To-do list:
1. From the gating evaluation notebook, extract the stretch from "tokenizer = AutoTokenizer.from_pretrained(model_id)" through "args = get_dataset_args(tokenizer, hub_basepath)".
2. In the gating evaluation notebook, which model ID is the tokenizer loaded from?
3. Carry on the code in the gating evaluation notebook from the point where it stops.

Selected extract:
# Gating Evaluation
This notebook evaluates the accuracy of the gating network used by FinMoE

In [1]:
import torch
from pathlib import Path
from transformers import AutoTokenizer
from tqdm import tqdm

from evals import load_eval_dataset
from FinMoE import FinMoE
from utils import get_dataset_args

assert torch.cuda.is_available(), "CUDA not installed"
device = torch.device("cuda")

seed = 42
torch.manual_seed(seed)

MAX_LENGTH = 512

model_id = "meta-llama/Llama-3.2-1B"
tokenizer = AutoTokenizer.from_pretrained(model_id)
if tokenizer.pad_token is None:
    tokenizer.pad_token = tokenizer.eos_token

hub_basepath = Path(r"C:\Users\samba\.cache\huggingface\hub")
args = get_dataset_args(tokenizer, hub_basepath)

In [3]:
ckpt_path = Path(rf"D:/models/FinMoE-v2") / "checkpoint-14360"
finMoE_model = FinMoE.load_pretrained(ckpt_path).to(device).eval()

In [None]:
dataset_ids = ["FPB", "Headline", "Topics"]

for expert_idx, dataset_id in enumerate(dataset_ids):
    testset = load_eval_dataset(tokenizer, dataset_id, args)

    correct = 0
    total = 0
    progbar = tqdm(testset)
    for example in progbar:
        input_ids = torch.tensor(example["input_ids"]).to(device)
        attn_mask = torch.tensor(example["attention_mask"]).to(device)
        gate_scores, top1_indices = finMoE_model.gate.forward(input_ids, attn_mask)

Supplied entries:
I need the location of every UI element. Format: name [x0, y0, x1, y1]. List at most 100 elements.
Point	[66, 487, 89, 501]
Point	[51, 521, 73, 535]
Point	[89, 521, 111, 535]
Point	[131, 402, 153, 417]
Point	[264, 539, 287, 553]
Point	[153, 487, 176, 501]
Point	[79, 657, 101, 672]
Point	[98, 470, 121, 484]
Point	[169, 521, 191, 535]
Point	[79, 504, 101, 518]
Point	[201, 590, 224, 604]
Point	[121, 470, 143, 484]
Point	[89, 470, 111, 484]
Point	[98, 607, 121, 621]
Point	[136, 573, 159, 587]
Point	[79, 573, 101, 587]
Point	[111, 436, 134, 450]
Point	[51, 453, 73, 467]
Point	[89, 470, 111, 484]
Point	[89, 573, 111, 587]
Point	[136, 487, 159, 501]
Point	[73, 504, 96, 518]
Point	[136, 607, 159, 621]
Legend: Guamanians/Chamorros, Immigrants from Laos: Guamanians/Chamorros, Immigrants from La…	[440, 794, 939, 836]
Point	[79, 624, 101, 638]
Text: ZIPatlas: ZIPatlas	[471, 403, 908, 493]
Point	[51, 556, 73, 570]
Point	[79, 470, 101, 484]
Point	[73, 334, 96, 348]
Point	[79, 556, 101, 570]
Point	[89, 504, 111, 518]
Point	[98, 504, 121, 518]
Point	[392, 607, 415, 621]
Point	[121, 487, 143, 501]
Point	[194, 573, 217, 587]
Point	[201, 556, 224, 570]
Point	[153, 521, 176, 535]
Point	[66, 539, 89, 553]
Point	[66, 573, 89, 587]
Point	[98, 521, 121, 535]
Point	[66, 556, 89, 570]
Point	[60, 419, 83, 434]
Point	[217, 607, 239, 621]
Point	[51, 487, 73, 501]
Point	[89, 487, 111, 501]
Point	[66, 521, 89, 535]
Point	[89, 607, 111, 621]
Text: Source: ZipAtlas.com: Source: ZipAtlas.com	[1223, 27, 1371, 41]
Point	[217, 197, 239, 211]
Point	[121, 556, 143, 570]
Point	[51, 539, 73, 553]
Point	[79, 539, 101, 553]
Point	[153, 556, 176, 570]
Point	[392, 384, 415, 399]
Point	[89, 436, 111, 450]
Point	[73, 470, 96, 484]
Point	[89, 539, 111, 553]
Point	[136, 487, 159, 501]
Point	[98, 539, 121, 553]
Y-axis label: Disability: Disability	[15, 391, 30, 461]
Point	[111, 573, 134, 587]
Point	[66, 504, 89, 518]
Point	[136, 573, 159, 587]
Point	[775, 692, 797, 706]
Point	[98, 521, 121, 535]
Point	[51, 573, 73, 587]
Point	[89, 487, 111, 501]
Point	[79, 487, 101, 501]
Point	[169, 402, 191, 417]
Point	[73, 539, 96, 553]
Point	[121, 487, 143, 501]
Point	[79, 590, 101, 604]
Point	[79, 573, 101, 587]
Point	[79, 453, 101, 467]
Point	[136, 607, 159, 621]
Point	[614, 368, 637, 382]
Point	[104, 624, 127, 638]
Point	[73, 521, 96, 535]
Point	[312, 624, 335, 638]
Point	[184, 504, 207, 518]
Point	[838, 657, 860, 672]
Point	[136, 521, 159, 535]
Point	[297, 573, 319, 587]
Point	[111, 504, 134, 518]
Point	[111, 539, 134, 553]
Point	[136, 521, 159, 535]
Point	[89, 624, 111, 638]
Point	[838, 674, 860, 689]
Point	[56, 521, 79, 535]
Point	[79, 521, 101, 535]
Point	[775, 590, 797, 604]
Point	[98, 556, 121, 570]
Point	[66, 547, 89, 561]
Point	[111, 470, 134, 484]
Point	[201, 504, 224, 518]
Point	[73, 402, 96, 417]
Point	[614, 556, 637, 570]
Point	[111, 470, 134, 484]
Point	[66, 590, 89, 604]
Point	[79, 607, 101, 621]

Results in order:
1.
tokenizer = AutoTokenizer.from_pretrained(model_id)
if tokenizer.pad_token is None:
    tokenizer.pad_token = tokenizer.eos_token

hub_basepath = Path(r"C:\Users\samba\.cache\huggingface\hub")
args = get_dataset_args(tokenizer, hub_basepath)

2. meta-llama/Llama-3.2-1B

3.
        correct += (torch.argmax(gate_scores, dim=-1) == expert_idx).sum()
        total += gate_scores.size(0)
        progbar.set_description(f"{correct/total*100:.2f}")
    
    print(f"Gate Accuracy for expert {expert_idx} {dataset_id}: {correct / total * 100:.2f}")

Loading Topics from path C:\Users\samba\.cache\huggingface\hub\datasets--Sujet--TopicClassification


Map:   0%|          | 0/850 [00:00<?, ? examples/s]

Map:   0%|          | 0/850 [00:00<?, ? examples/s]

0.00: 100%|██████████| 850/850 [00:45<00:00, 18.70it/s]

Gate Accuracy for expert 2 Topics: 0.00





### Gating network weights

In [9]:
finMoE_model.gate.w_gate.weight.sum(dim=1)

tensor([ 0.7107, -0.9033,  0.2338], device='cuda:0', grad_fn=<SumBackward1>)

In [8]:
finMoE_model.gate.w_gate.bias

Parameter containing:
tensor([-0.0235,  0.0092, -0.0074], device='cuda:0', requires_grad=True)